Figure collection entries
════════════════

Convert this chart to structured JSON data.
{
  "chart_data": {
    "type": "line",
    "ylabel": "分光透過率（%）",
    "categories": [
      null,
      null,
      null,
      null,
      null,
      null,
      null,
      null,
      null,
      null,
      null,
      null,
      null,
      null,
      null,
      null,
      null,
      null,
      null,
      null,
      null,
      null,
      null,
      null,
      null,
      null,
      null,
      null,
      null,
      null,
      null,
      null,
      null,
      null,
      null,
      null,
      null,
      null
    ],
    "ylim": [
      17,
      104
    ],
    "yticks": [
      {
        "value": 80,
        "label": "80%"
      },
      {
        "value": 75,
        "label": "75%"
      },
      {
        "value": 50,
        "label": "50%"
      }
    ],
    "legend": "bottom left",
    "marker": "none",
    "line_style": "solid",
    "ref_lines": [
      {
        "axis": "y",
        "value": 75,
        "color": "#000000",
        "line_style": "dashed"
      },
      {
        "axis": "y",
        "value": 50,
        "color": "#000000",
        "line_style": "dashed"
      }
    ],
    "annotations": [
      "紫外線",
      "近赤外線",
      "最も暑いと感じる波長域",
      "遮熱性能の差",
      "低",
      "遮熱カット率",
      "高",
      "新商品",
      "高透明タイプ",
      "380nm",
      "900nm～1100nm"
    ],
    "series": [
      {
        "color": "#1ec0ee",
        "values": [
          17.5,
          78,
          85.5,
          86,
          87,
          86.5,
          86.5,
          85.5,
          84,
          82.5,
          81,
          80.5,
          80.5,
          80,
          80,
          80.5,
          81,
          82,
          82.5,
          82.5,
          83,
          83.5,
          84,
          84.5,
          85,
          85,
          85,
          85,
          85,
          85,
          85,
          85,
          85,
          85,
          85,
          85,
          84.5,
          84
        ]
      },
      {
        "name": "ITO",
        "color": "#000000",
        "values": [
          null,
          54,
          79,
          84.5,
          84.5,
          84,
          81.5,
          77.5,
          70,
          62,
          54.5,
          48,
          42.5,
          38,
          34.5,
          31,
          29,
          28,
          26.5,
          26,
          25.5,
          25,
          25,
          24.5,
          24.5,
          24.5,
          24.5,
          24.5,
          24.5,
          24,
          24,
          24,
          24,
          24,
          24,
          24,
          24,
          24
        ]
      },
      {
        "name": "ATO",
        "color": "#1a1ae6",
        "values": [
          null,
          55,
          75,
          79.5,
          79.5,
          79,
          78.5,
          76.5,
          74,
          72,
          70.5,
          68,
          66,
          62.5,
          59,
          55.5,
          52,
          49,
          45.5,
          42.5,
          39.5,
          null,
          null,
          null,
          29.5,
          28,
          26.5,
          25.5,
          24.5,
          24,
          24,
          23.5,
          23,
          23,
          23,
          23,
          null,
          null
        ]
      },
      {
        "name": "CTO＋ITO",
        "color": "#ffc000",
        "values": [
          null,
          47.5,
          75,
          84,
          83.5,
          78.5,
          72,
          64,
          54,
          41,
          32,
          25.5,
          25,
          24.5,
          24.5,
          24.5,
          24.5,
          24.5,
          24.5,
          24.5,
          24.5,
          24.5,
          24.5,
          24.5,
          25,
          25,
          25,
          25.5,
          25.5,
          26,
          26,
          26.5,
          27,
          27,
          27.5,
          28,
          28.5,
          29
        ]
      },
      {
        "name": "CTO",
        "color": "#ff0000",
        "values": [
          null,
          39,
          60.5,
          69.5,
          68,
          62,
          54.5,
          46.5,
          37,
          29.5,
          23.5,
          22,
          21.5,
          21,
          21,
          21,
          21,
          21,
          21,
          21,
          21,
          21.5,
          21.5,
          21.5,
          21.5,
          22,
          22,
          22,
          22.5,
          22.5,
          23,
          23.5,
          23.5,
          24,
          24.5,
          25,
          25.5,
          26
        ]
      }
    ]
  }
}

════════════════

Print the complete listing again, exactly as it stands.

Convert this chart to structured JSON data.
{
  "chart_data": {
    "type": "line",
    "ylabel": "分光透過率（%）",
    "categories": [
      null,
      null,
      null,
      null,
      null,
      null,
      null,
      null,
      null,
      null,
      null,
      null,
      null,
      null,
      null,
      null,
      null,
      null,
      null,
      null,
      null,
      null,
      null,
      null,
      null,
      null,
      null,
      null,
      null,
      null,
      null,
      null,
      null,
      null,
      null,
      null,
      null,
      null
    ],
    "ylim": [
      17,
      104
    ],
    "yticks": [
      {
        "value": 80,
        "label": "80%"
      },
      {
        "value": 75,
        "label": "75%"
      },
      {
        "value": 50,
        "label": "50%"
      }
    ],
    "legend": "bottom left",
    "marker": "none",
    "line_style": "solid",
    "ref_lines": [
      {
        "axis": "y",
        "value": 75,
        "color": "#000000",
        "line_style": "dashed"
      },
      {
        "axis": "y",
        "value": 50,
        "color": "#000000",
        "line_style": "dashed"
      }
    ],
    "annotations": [
      "紫外線",
      "近赤外線",
      "最も暑いと感じる波長域",
      "遮熱性能の差",
      "低",
      "遮熱カット率",
      "高",
      "新商品",
      "高透明タイプ",
      "380nm",
      "900nm～1100nm"
    ],
    "series": [
      {
        "color": "#1ec0ee",
        "values": [
          17.5,
          78,
          85.5,
          86,
          87,
          86.5,
          86.5,
          85.5,
          84,
          82.5,
          81,
          80.5,
          80.5,
          80,
          80,
          80.5,
          81,
          82,
          82.5,
          82.5,
          83,
          83.5,
          84,
          84.5,
          85,
          85,
          85,
          85,
          85,
          85,
          85,
          85,
          85,
          85,
          85,
          85,
          84.5,
          84
        ]
      },
      {
        "name": "ITO",
        "color": "#000000",
        "values": [
          null,
          54,
          79,
          84.5,
          84.5,
          84,
          81.5,
          77.5,
          70,
          62,
          54.5,
          48,
          42.5,
          38,
          34.5,
          31,
          29,
          28,
          26.5,
          26,
          25.5,
          25,
          25,
          24.5,
          24.5,
          24.5,
          24.5,
          24.5,
          24.5,
          24,
          24,
          24,
          24,
          24,
          24,
          24,
          24,
          24
        ]
      },
      {
        "name": "ATO",
        "color": "#1a1ae6",
        "values": [
          null,
          55,
          75,
          79.5,
          79.5,
          79,
          78.5,
          76.5,
          74,
          72,
          70.5,
          68,
          66,
          62.5,
          59,
          55.5,
          52,
          49,
          45.5,
          42.5,
          39.5,
          null,
          null,
          null,
          29.5,
          28,
          26.5,
          25.5,
          24.5,
          24,
          24,
          23.5,
          23,
          23,
          23,
          23,
          null,
          null
        ]
      },
      {
        "name": "CTO＋ITO",
        "color": "#ffc000",
        "values": [
          null,
          47.5,
          75,
          84,
          83.5,
          78.5,
          72,
          64,
          54,
          41,
          32,
          25.5,
          25,
          24.5,
          24.5,
          24.5,
          24.5,
          24.5,
          24.5,
          24.5,
          24.5,
          24.5,
          24.5,
          24.5,
          25,
          25,
          25,
          25.5,
          25.5,
          26,
          26,
          26.5,
          27,
          27,
          27.5,
          28,
          28.5,
          29
        ]
      },
      {
        "name": "CTO",
        "color": "#ff0000",
        "values": [
          null,
          39,
          60.5,
          69.5,
          68,
          62,
          54.5,
          46.5,
          37,
          29.5,
          23.5,
          22,
          21.5,
          21,
          21,
          21,
          21,
          21,
          21,
          21,
          21,
          21.5,
          21.5,
          21.5,
          21.5,
          22,
          22,
          22,
          22.5,
          22.5,
          23,
          23.5,
          23.5,
          24,
          24.5,
          25,
          25.5,
          26
        ]
      }
    ]
  }
}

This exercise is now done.